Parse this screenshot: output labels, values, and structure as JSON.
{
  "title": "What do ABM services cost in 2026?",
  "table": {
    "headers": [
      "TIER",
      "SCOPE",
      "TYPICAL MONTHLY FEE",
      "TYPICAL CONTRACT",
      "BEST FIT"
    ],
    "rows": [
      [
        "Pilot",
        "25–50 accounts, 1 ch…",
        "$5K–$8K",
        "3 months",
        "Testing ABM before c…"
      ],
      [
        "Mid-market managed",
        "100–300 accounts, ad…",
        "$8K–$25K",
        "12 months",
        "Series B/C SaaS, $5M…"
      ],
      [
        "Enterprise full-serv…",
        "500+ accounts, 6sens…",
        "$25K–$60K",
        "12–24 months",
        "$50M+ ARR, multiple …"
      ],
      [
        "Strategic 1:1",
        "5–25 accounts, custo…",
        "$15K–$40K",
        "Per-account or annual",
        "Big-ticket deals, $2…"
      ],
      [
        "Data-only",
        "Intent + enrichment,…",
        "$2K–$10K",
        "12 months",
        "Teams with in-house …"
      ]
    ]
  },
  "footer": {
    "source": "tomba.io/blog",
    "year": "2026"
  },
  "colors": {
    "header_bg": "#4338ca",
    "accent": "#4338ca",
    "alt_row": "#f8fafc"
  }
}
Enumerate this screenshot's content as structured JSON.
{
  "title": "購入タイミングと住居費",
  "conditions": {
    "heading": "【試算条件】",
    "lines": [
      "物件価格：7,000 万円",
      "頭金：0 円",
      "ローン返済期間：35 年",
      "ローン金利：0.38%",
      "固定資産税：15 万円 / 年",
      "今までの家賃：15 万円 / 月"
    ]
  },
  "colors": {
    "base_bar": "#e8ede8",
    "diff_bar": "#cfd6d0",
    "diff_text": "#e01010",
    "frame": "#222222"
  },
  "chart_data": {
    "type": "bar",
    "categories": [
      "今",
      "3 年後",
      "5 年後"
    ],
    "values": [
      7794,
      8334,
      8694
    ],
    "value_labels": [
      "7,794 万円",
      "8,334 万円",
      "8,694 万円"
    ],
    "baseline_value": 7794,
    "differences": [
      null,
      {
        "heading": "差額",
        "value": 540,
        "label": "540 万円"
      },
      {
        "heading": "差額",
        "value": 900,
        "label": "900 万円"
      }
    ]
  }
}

- PROBLEM DETAILS
Using the data above, repeat every line exactly.

- EXERCISE RESPONSE
Parse this screenshot: output labels, values, and structure as JSON.
{
  "title": "What do ABM services cost in 2026?",
  "table": {
    "headers": [
      "TIER",
      "SCOPE",
      "TYPICAL MONTHLY FEE",
      "TYPICAL CONTRACT",
      "BEST FIT"
    ],
    "rows": [
      [
        "Pilot",
        "25–50 accounts, 1 ch…",
        "$5K–$8K",
        "3 months",
        "Testing ABM before c…"
      ],
      [
        "Mid-market managed",
        "100–300 accounts, ad…",
        "$8K–$25K",
        "12 months",
        "Series B/C SaaS, $5M…"
      ],
      [
        "Enterprise full-serv…",
        "500+ accounts, 6sens…",
        "$25K–$60K",
        "12–24 months",
        "$50M+ ARR, multiple …"
      ],
      [
        "Strategic 1:1",
        "5–25 accounts, custo…",
        "$15K–$40K",
        "Per-account or annual",
        "Big-ticket deals, $2…"
      ],
      [
        "Data-only",
        "Intent + enrichment,…",
        "$2K–$10K",
        "12 months",
        "Teams with in-house …"
      ]
    ]
  },
  "footer": {
    "source": "tomba.io/blog",
    "year": "2026"
  },
  "colors": {
    "header_bg": "#4338ca",
    "accent": "#4338ca",
    "alt_row": "#f8fafc"
  }
}
Enumerate this screenshot's content as structured JSON.
{
  "title": "購入タイミングと住居費",
  "conditions": {
    "heading": "【試算条件】",
    "lines": [
      "物件価格：7,000 万円",
      "頭金：0 円",
      "ローン返済期間：35 年",
      "ローン金利：0.38%",
      "固定資産税：15 万円 / 年",
      "今までの家賃：15 万円 / 月"
    ]
  },
  "colors": {
    "base_bar": "#e8ede8",
    "diff_bar": "#cfd6d0",
    "diff_text": "#e01010",
    "frame": "#222222"
  },
  "chart_data": {
    "type": "bar",
    "categories": [
      "今",
      "3 年後",
      "5 年後"
    ],
    "values": [
      7794,
      8334,
      8694
    ],
    "value_labels": [
      "7,794 万円",
      "8,334 万円",
      "8,694 万円"
    ],
    "baseline_value": 7794,
    "differences": [
      null,
      {
        "heading": "差額",
        "value": 540,
        "label": "540 万円"
      },
      {
        "heading": "差額",
        "value": 900,
        "label": "900 万円"
      }
    ]
  }
}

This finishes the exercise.